══ Records for the task

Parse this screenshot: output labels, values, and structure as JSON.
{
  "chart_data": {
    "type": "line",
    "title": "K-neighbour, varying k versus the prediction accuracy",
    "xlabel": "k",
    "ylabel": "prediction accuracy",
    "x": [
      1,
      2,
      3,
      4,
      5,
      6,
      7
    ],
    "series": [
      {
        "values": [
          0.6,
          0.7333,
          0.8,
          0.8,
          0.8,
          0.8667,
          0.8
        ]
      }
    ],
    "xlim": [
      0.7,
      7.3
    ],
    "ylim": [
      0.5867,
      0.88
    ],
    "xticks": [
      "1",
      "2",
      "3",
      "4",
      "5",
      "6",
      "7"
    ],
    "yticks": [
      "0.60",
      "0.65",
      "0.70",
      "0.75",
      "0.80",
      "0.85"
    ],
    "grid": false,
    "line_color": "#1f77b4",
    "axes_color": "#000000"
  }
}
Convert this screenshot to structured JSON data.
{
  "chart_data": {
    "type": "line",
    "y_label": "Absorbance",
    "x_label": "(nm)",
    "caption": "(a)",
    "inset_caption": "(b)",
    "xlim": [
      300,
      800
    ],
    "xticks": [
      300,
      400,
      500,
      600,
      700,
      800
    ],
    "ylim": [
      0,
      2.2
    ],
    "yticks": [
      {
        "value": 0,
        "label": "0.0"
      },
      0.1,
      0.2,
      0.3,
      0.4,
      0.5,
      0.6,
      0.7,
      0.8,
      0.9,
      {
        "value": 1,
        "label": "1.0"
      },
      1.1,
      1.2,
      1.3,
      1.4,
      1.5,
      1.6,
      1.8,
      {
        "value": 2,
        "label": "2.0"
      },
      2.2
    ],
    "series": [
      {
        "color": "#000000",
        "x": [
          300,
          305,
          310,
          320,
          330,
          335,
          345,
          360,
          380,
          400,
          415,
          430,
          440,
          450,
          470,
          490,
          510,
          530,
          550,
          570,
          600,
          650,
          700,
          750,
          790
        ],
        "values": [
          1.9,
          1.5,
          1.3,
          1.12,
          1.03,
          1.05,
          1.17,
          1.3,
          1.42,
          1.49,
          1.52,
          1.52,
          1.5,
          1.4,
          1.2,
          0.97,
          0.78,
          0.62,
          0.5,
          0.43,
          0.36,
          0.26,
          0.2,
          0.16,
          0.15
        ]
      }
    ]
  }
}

════

Written request: Reproduce the full listing above, character for character.

The response:
Parse this screenshot: output labels, values, and structure as JSON.
{
  "chart_data": {
    "type": "line",
    "title": "K-neighbour, varying k versus the prediction accuracy",
    "xlabel": "k",
    "ylabel": "prediction accuracy",
    "x": [
      1,
      2,
      3,
      4,
      5,
      6,
      7
    ],
    "series": [
      {
        "values": [
          0.6,
          0.7333,
          0.8,
          0.8,
          0.8,
          0.8667,
          0.8
        ]
      }
    ],
    "xlim": [
      0.7,
      7.3
    ],
    "ylim": [
      0.5867,
      0.88
    ],
    "xticks": [
      "1",
      "2",
      "3",
      "4",
      "5",
      "6",
      "7"
    ],
    "yticks": [
      "0.60",
      "0.65",
      "0.70",
      "0.75",
      "0.80",
      "0.85"
    ],
    "grid": false,
    "line_color": "#1f77b4",
    "axes_color": "#000000"
  }
}
Convert this screenshot to structured JSON data.
{
  "chart_data": {
    "type": "line",
    "y_label": "Absorbance",
    "x_label": "(nm)",
    "caption": "(a)",
    "inset_caption": "(b)",
    "xlim": [
      300,
      800
    ],
    "xticks": [
      300,
      400,
      500,
      600,
      700,
      800
    ],
    "ylim": [
      0,
      2.2
    ],
    "yticks": [
      {
        "value": 0,
        "label": "0.0"
      },
      0.1,
      0.2,
      0.3,
      0.4,
      0.5,
      0.6,
      0.7,
      0.8,
      0.9,
      {
        "value": 1,
        "label": "1.0"
      },
      1.1,
      1.2,
      1.3,
      1.4,
      1.5,
      1.6,
      1.8,
      {
        "value": 2,
        "label": "2.0"
      },
      2.2
    ],
    "series": [
      {
        "color": "#000000",
        "x": [
          300,
          305,
          310,
          320,
          330,
          335,
          345,
          360,
          380,
          400,
          415,
          430,
          440,
          450,
          470,
          490,
          510,
          530,
          550,
          570,
          600,
          650,
          700,
          750,
          790
        ],
        "values": [
          1.9,
          1.5,
          1.3,
          1.12,
          1.03,
          1.05,
          1.17,
          1.3,
          1.42,
          1.49,
          1.52,
          1.52,
          1.5,
          1.4,
          1.2,
          0.97,
          0.78,
          0.62,
          0.5,
          0.43,
          0.36,
          0.26,
          0.2,
          0.16,
          0.15
        ]
      }
    ]
  }
}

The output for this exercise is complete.